#### Provided data
---

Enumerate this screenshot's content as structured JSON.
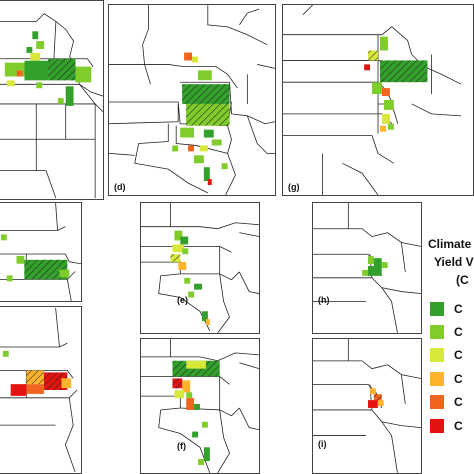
{
  "panels": {
    "d": "(d)",
    "g": "(g)",
    "e": "(e)",
    "h": "(h)",
    "f": "(f)",
    "i": "(i)"
  },
  "legend": {
    "title_line1": "Climate",
    "title_line2": "Yield V",
    "title_line3": "(C",
    "items": [
      {
        "label": "C",
        "color": "#33a02c"
      },
      {
        "label": "C",
        "color": "#7fcc2a"
      },
      {
        "label": "C",
        "color": "#d7e83a"
      },
      {
        "label": "C",
        "color": "#fdb42a"
      },
      {
        "label": "C",
        "color": "#f0641e"
      },
      {
        "label": "C",
        "color": "#e3140f"
      }
    ]
  },
  "colors": {
    "dark_green": "#33a02c",
    "light_green": "#7fcc2a",
    "yellow_green": "#d7e83a",
    "orange": "#fdb42a",
    "dark_orange": "#f0641e",
    "red": "#e3140f",
    "border": "#444444"
  }
}
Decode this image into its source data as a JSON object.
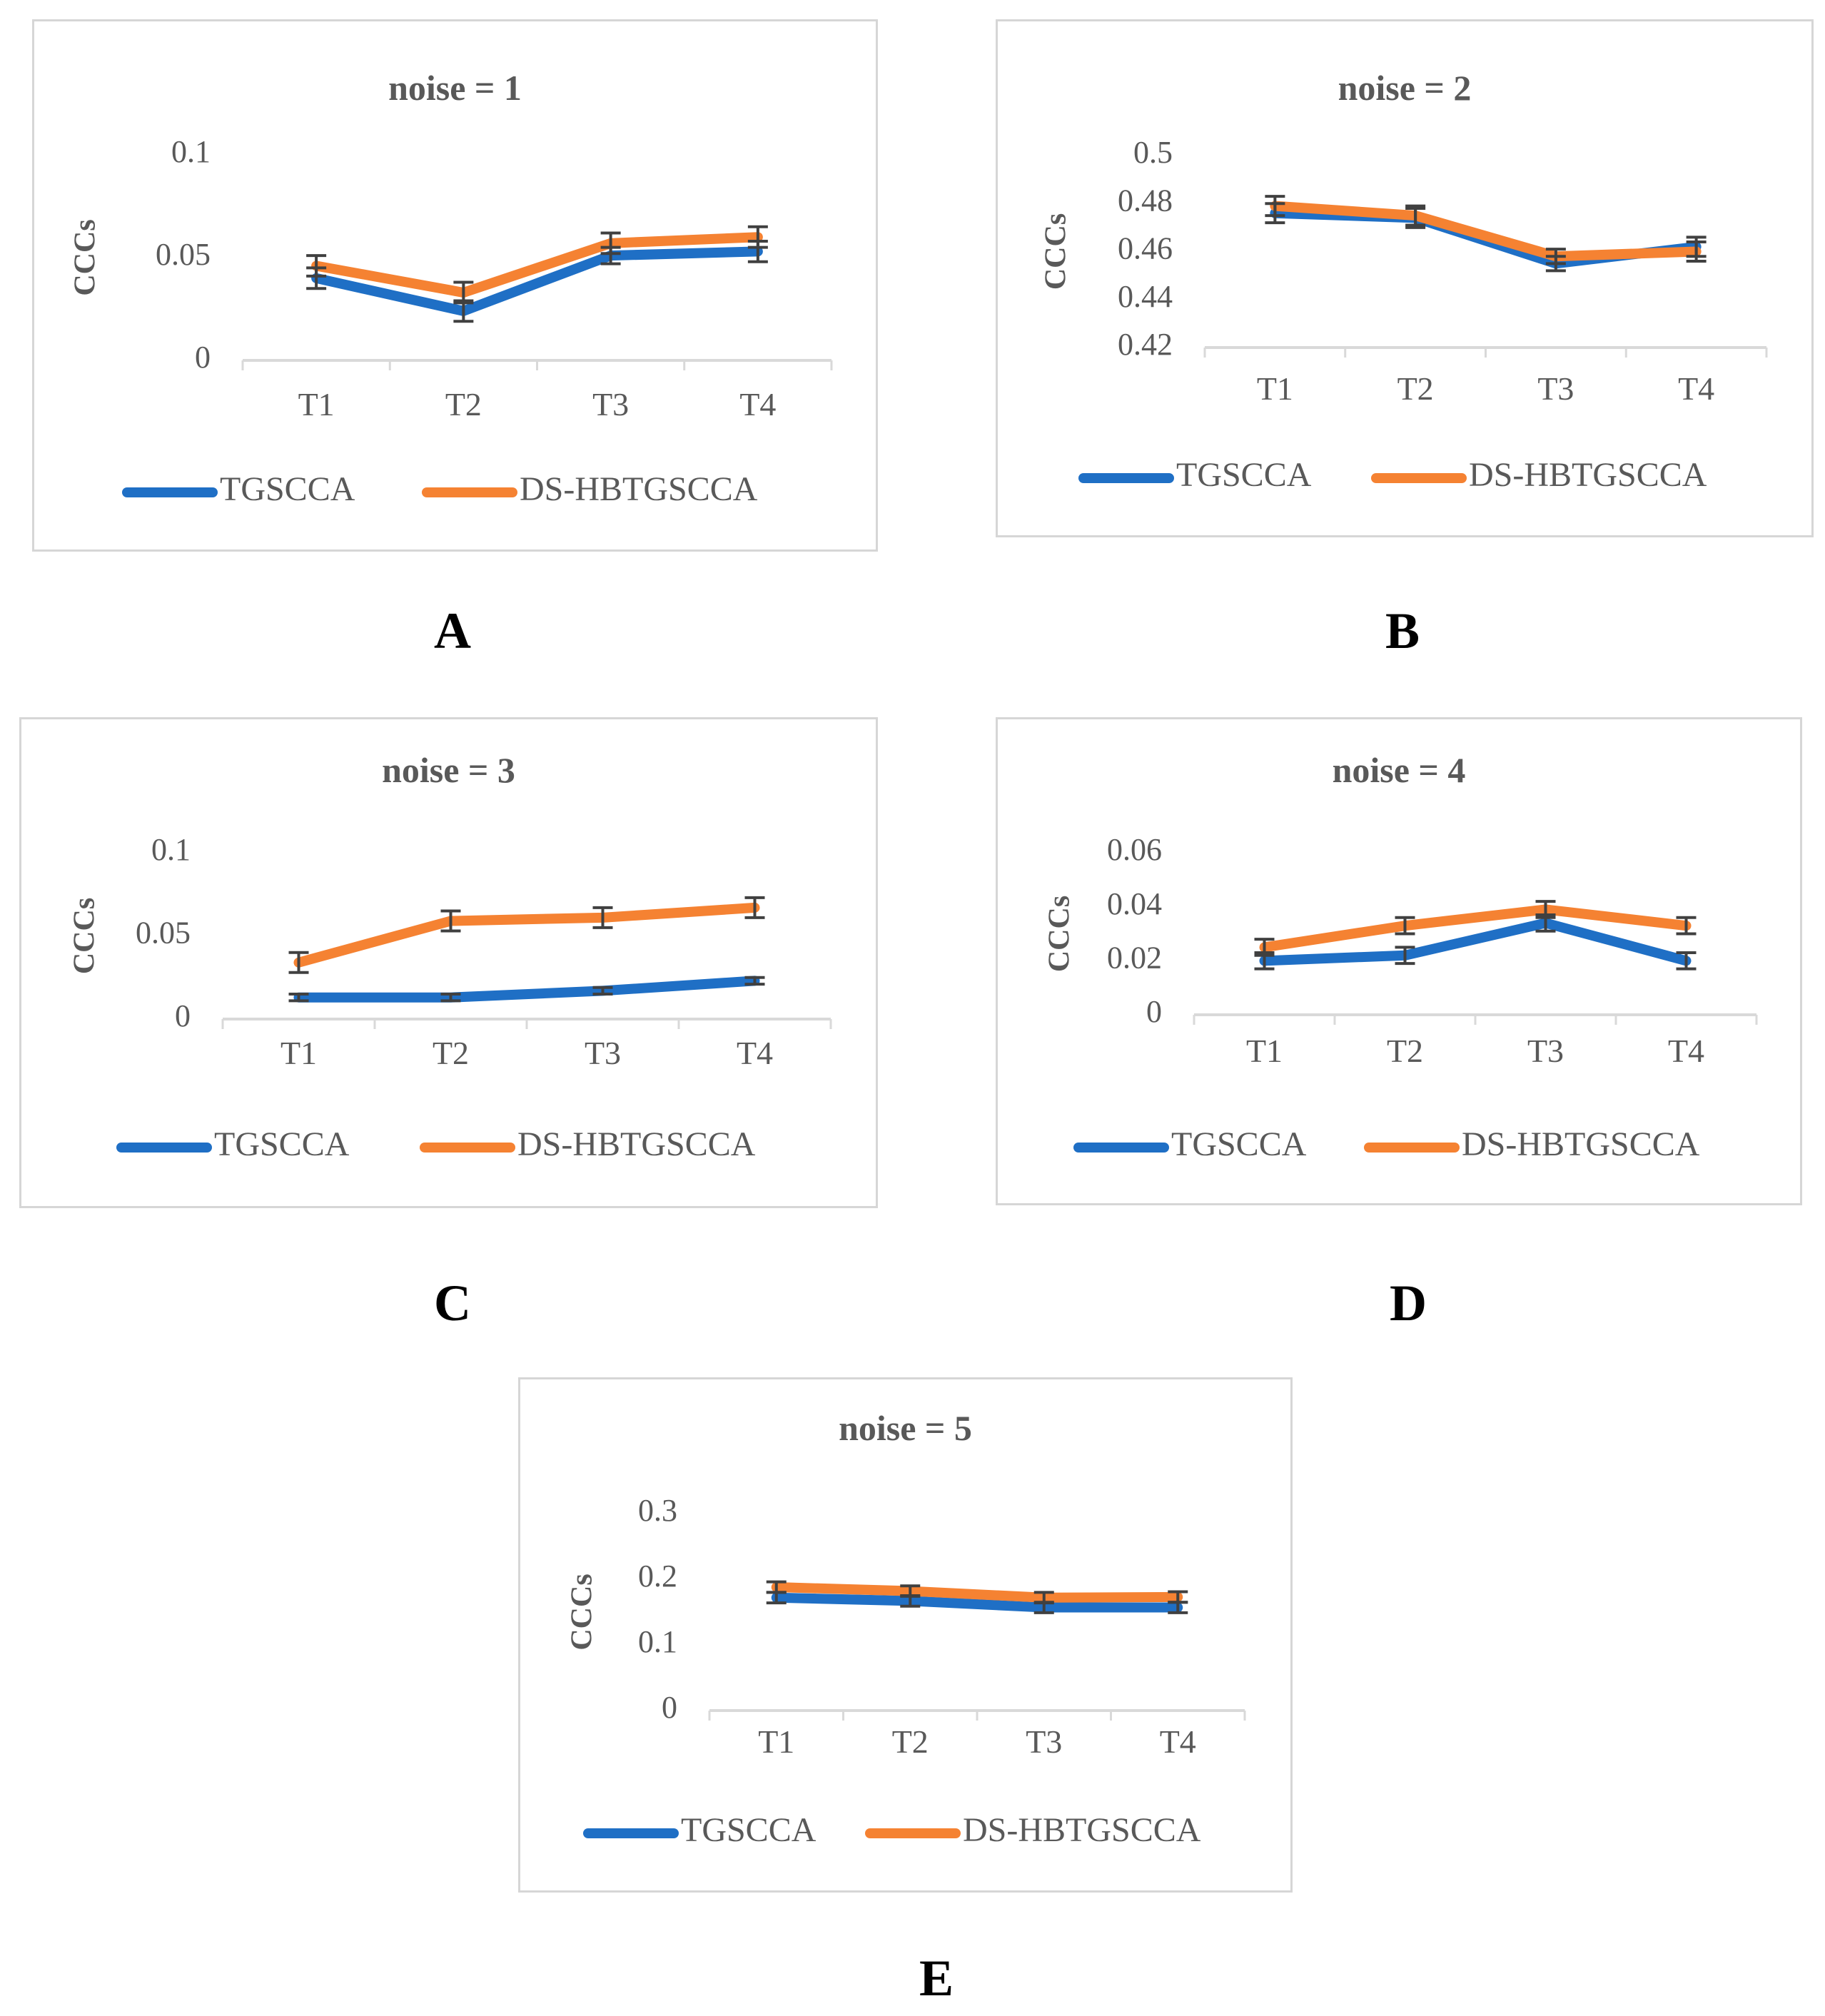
{
  "colors": {
    "tgscca": "#1f6fc5",
    "ds_hbtgscca": "#f58232",
    "axis": "#d9d9d9",
    "error_bar": "#404040",
    "title": "#595959",
    "tick": "#595959"
  },
  "panel_letters": [
    "A",
    "B",
    "C",
    "D",
    "E"
  ],
  "chart_data": [
    {
      "type": "line",
      "title": "noise = 1",
      "ylabel": "CCCs",
      "xlabel": "",
      "categories": [
        "T1",
        "T2",
        "T3",
        "T4"
      ],
      "ylim": [
        0,
        0.1
      ],
      "yticks": [
        0,
        0.05,
        0.1
      ],
      "ytick_labels": [
        "0",
        "0.05",
        "0.1"
      ],
      "grid": false,
      "legend": "bottom",
      "series": [
        {
          "name": "TGSCCA",
          "values": [
            0.04,
            0.024,
            0.051,
            0.053
          ],
          "error": [
            0.005,
            0.005,
            0.004,
            0.005
          ]
        },
        {
          "name": "DS-HBTGSCCA",
          "values": [
            0.046,
            0.033,
            0.057,
            0.06
          ],
          "error": [
            0.005,
            0.005,
            0.005,
            0.005
          ]
        }
      ]
    },
    {
      "type": "line",
      "title": "noise = 2",
      "ylabel": "CCCs",
      "xlabel": "",
      "categories": [
        "T1",
        "T2",
        "T3",
        "T4"
      ],
      "ylim": [
        0.42,
        0.5
      ],
      "yticks": [
        0.42,
        0.44,
        0.46,
        0.48,
        0.5
      ],
      "ytick_labels": [
        "0.42",
        "0.44",
        "0.46",
        "0.48",
        "0.5"
      ],
      "grid": false,
      "legend": "bottom",
      "series": [
        {
          "name": "TGSCCA",
          "values": [
            0.476,
            0.474,
            0.455,
            0.462
          ],
          "error": [
            0.004,
            0.004,
            0.003,
            0.004
          ]
        },
        {
          "name": "DS-HBTGSCCA",
          "values": [
            0.479,
            0.475,
            0.458,
            0.46
          ],
          "error": [
            0.004,
            0.004,
            0.003,
            0.004
          ]
        }
      ]
    },
    {
      "type": "line",
      "title": "noise = 3",
      "ylabel": "CCCs",
      "xlabel": "",
      "categories": [
        "T1",
        "T2",
        "T3",
        "T4"
      ],
      "ylim": [
        0,
        0.1
      ],
      "yticks": [
        0,
        0.05,
        0.1
      ],
      "ytick_labels": [
        "0",
        "0.05",
        "0.1"
      ],
      "grid": false,
      "legend": "bottom",
      "series": [
        {
          "name": "TGSCCA",
          "values": [
            0.013,
            0.013,
            0.017,
            0.023
          ],
          "error": [
            0.002,
            0.002,
            0.002,
            0.002
          ]
        },
        {
          "name": "DS-HBTGSCCA",
          "values": [
            0.034,
            0.059,
            0.061,
            0.067
          ],
          "error": [
            0.006,
            0.006,
            0.006,
            0.006
          ]
        }
      ]
    },
    {
      "type": "line",
      "title": "noise = 4",
      "ylabel": "CCCs",
      "xlabel": "",
      "categories": [
        "T1",
        "T2",
        "T3",
        "T4"
      ],
      "ylim": [
        0,
        0.06
      ],
      "yticks": [
        0,
        0.02,
        0.04,
        0.06
      ],
      "ytick_labels": [
        "0",
        "0.02",
        "0.04",
        "0.06"
      ],
      "grid": false,
      "legend": "bottom",
      "series": [
        {
          "name": "TGSCCA",
          "values": [
            0.02,
            0.022,
            0.034,
            0.02
          ],
          "error": [
            0.003,
            0.003,
            0.003,
            0.003
          ]
        },
        {
          "name": "DS-HBTGSCCA",
          "values": [
            0.025,
            0.033,
            0.039,
            0.033
          ],
          "error": [
            0.003,
            0.003,
            0.003,
            0.003
          ]
        }
      ]
    },
    {
      "type": "line",
      "title": "noise = 5",
      "ylabel": "CCCs",
      "xlabel": "",
      "categories": [
        "T1",
        "T2",
        "T3",
        "T4"
      ],
      "ylim": [
        0,
        0.3
      ],
      "yticks": [
        0,
        0.1,
        0.2,
        0.3
      ],
      "ytick_labels": [
        "0",
        "0.1",
        "0.2",
        "0.3"
      ],
      "grid": false,
      "legend": "bottom",
      "series": [
        {
          "name": "TGSCCA",
          "values": [
            0.172,
            0.167,
            0.157,
            0.157
          ],
          "error": [
            0.008,
            0.008,
            0.008,
            0.008
          ]
        },
        {
          "name": "DS-HBTGSCCA",
          "values": [
            0.188,
            0.182,
            0.172,
            0.173
          ],
          "error": [
            0.008,
            0.008,
            0.008,
            0.008
          ]
        }
      ]
    }
  ]
}
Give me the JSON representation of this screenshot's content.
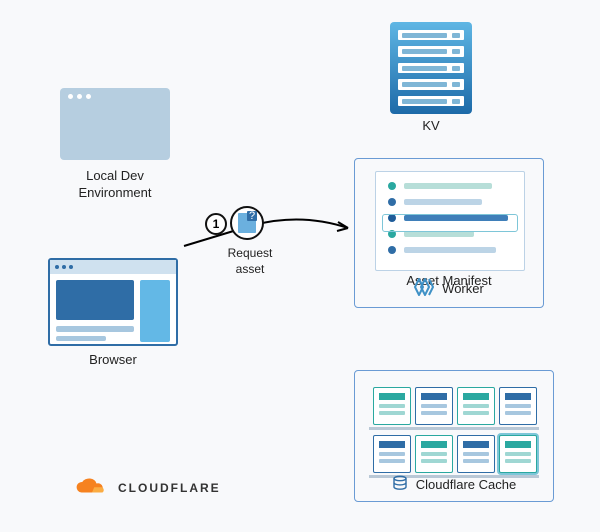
{
  "diagram": {
    "type": "flowchart",
    "background_color": "#f8f9fb",
    "label_fontsize": 13,
    "label_color": "#222222"
  },
  "localdev": {
    "label": "Local Dev\nEnvironment",
    "fill_color": "#b6cee0"
  },
  "browser": {
    "label": "Browser",
    "border_color": "#2f6da6",
    "topbar_color": "#cfe1ef",
    "hero_color": "#2f6da6",
    "side_color": "#63b8e6",
    "bar_color": "#a7c7df"
  },
  "request": {
    "label": "Request\nasset",
    "step_number": "1",
    "arrow_color": "#000000",
    "badge_border": "#111111",
    "doc_fill": "#6bb0de",
    "doc_accent": "#2f6da6"
  },
  "kv": {
    "label": "KV",
    "gradient_top": "#5fb6e4",
    "gradient_bottom": "#1d6aa8",
    "rows": 5
  },
  "worker": {
    "box_border": "#6a9bd4",
    "manifest_label": "Asset Manifest",
    "footer_label": "Worker",
    "footer_icon_color": "#3f91c6",
    "manifest_rows": [
      {
        "dot": "#2aa8a0",
        "bar": "#b7ded8",
        "width": 88
      },
      {
        "dot": "#2f6da6",
        "bar": "#bcd4e6",
        "width": 78
      },
      {
        "dot": "#1e5c99",
        "bar": "#3f7fb9",
        "width": 104
      },
      {
        "dot": "#2aa8a0",
        "bar": "#b7ded8",
        "width": 70
      },
      {
        "dot": "#2f6da6",
        "bar": "#bcd4e6",
        "width": 92
      }
    ],
    "highlight_row_index": 2,
    "highlight_border": "#7ec6d8"
  },
  "cache": {
    "box_border": "#6a9bd4",
    "label": "Cloudflare Cache",
    "shelf_color": "#b9c8d6",
    "cards": [
      {
        "row": 0,
        "col": 0,
        "variant": "teal"
      },
      {
        "row": 0,
        "col": 1,
        "variant": "blue"
      },
      {
        "row": 0,
        "col": 2,
        "variant": "teal"
      },
      {
        "row": 0,
        "col": 3,
        "variant": "blue"
      },
      {
        "row": 1,
        "col": 0,
        "variant": "blue"
      },
      {
        "row": 1,
        "col": 1,
        "variant": "teal"
      },
      {
        "row": 1,
        "col": 2,
        "variant": "blue"
      },
      {
        "row": 1,
        "col": 3,
        "variant": "teal",
        "selected": true
      }
    ],
    "teal_color": "#2aa8a0",
    "blue_color": "#2f6da6",
    "selected_outline": "#7ec6d8"
  },
  "logo": {
    "text": "CLOUDFLARE",
    "orange": "#f6821f",
    "orange_light": "#fbac42"
  }
}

---

#### Work to do
Identify each line in the records above that contains the word "noise", and copy it out in full.

#### Response to this exercise
      "title": "noise = 1",
      "title": "noise = 2",
      "title": "noise = 3",
      "title": "noise = 4",
      "title": "noise = 5",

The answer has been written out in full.